(Items listed in a dataset)

=-=-=-=-=

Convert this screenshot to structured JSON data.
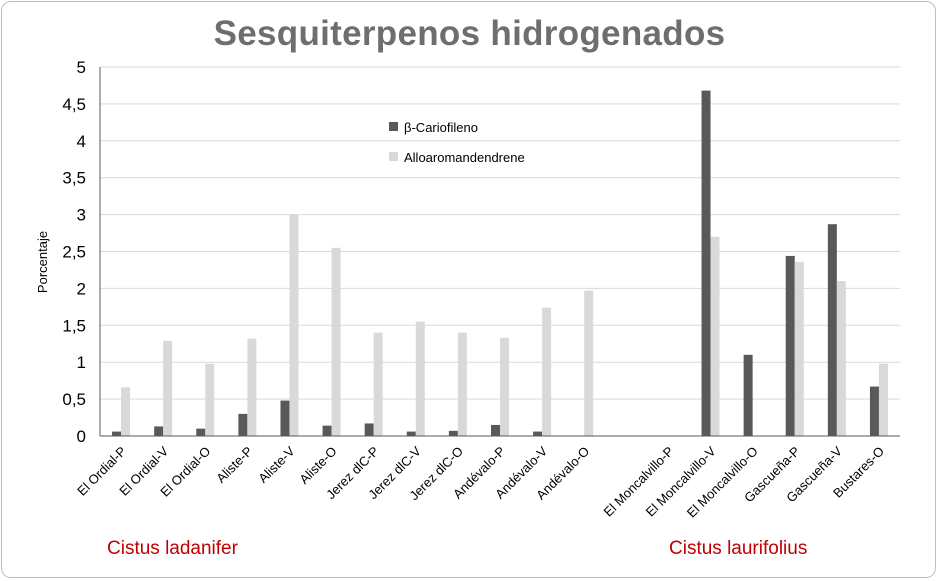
{
  "chart_data": {
    "type": "bar",
    "title": "Sesquiterpenos hidrogenados",
    "ylabel": "Porcentaje",
    "xlabel": "",
    "ylim": [
      0,
      5
    ],
    "yticks": [
      "0",
      "0,5",
      "1",
      "1,5",
      "2",
      "2,5",
      "3",
      "3,5",
      "4",
      "4,5",
      "5"
    ],
    "grid": true,
    "legend_position": "top-center",
    "categories": [
      "El Ordial-P",
      "El Ordial-V",
      "El Ordial-O",
      "Aliste-P",
      "Aliste-V",
      "Aliste-O",
      "Jerez dlC-P",
      "Jerez dlC-V",
      "Jerez dlC-O",
      "Andévalo-P",
      "Andévalo-V",
      "Andévalo-O",
      "",
      "El Moncalvillo-P",
      "El Moncalvillo-V",
      "El Moncalvillo-O",
      "Gascueña-P",
      "Gascueña-V",
      "Bustares-O"
    ],
    "series": [
      {
        "name": "β-Cariofileno",
        "color": "#595959",
        "values": [
          0.06,
          0.13,
          0.1,
          0.3,
          0.48,
          0.14,
          0.17,
          0.06,
          0.07,
          0.15,
          0.06,
          0,
          0,
          0,
          4.68,
          1.1,
          2.44,
          2.87,
          0.67
        ]
      },
      {
        "name": "Alloaromandendrene",
        "color": "#d9d9d9",
        "values": [
          0.66,
          1.29,
          0.98,
          1.32,
          3.0,
          2.55,
          1.4,
          1.55,
          1.4,
          1.33,
          1.74,
          1.97,
          0,
          0,
          2.7,
          0,
          2.36,
          2.1,
          0.98
        ]
      }
    ],
    "group_labels": [
      "Cistus ladanifer",
      "Cistus laurifolius"
    ],
    "colors": {
      "title": "#6e6e6e",
      "group_label": "#c00000",
      "grid": "#d9d9d9",
      "axis": "#595959"
    }
  }
}
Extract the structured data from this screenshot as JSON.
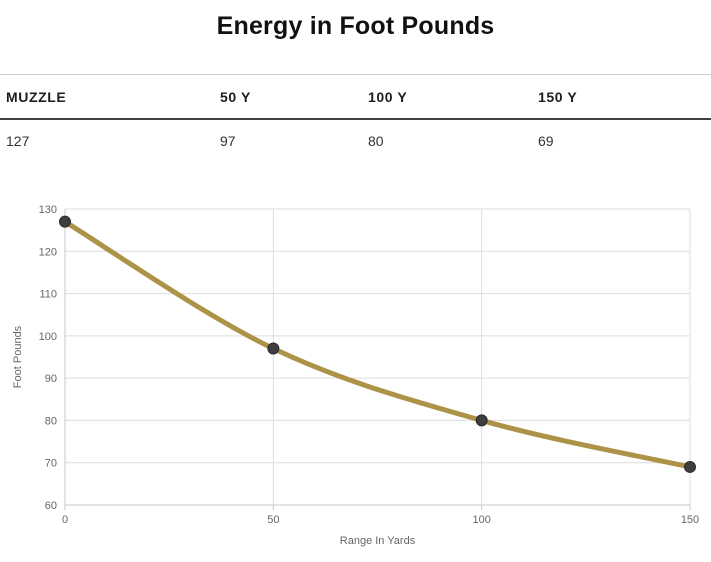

=-=-=-=-=

- _TASK REQUIREMENTS_
Copy each line from the records above that includes the string "structured".

- _FINAL RESULT_
Convert this screenshot to structured JSON data.
Extract the structured data from this screenshot as JSON.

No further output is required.